> _What is required_
Copy each line holding the string "dielo".

•••

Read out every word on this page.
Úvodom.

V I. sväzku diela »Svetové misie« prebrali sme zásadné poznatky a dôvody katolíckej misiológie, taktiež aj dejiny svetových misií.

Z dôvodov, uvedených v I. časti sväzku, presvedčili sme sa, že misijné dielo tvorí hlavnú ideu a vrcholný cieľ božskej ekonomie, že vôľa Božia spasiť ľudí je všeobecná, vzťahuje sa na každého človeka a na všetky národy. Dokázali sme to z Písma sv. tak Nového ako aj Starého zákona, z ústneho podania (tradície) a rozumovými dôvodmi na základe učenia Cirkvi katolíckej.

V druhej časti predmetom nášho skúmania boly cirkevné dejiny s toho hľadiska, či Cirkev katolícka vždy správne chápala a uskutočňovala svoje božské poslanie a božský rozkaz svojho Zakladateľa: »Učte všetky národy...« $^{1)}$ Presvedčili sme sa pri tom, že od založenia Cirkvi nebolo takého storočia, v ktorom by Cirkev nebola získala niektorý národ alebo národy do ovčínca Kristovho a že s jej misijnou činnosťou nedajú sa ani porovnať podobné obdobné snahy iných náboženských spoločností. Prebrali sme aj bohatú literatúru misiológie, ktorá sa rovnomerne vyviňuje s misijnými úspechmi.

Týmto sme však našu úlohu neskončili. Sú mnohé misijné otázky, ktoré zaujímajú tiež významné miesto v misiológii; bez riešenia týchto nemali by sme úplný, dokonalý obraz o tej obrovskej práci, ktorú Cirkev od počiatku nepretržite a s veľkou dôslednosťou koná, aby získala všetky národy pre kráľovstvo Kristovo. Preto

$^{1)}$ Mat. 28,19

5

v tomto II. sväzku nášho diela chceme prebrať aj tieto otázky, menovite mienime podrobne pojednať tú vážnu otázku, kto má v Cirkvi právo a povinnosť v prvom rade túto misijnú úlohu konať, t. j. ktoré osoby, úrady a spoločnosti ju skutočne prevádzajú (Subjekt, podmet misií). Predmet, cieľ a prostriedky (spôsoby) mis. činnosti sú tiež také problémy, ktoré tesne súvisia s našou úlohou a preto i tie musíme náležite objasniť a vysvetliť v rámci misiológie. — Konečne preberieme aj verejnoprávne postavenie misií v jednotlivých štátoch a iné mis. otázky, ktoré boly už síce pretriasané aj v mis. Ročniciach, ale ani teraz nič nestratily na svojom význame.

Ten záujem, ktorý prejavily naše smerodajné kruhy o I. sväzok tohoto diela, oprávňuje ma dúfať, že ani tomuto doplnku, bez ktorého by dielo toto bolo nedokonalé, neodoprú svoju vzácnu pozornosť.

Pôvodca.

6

•••

> _Output_
Z dôvodov, uvedených v I. časti sväzku, presvedčili sme sa, že misijné dielo tvorí hlavnú ideu a vrcholný cieľ božskej ekonomie, že vôľa Božia spasiť ľudí je všeobecná, vzťahuje sa na každého človeka a na všetky národy. Dokázali sme to z Písma sv. tak Nového ako aj Starého zákona, z ústneho podania (tradície) a rozumovými dôvodmi na základe učenia Cirkvi katolíckej.
Ten záujem, ktorý prejavily naše smerodajné kruhy o I. sväzok tohoto diela, oprávňuje ma dúfať, že ani tomuto doplnku, bez ktorého by dielo toto bolo nedokonalé, neodoprú svoju vzácnu pozornosť.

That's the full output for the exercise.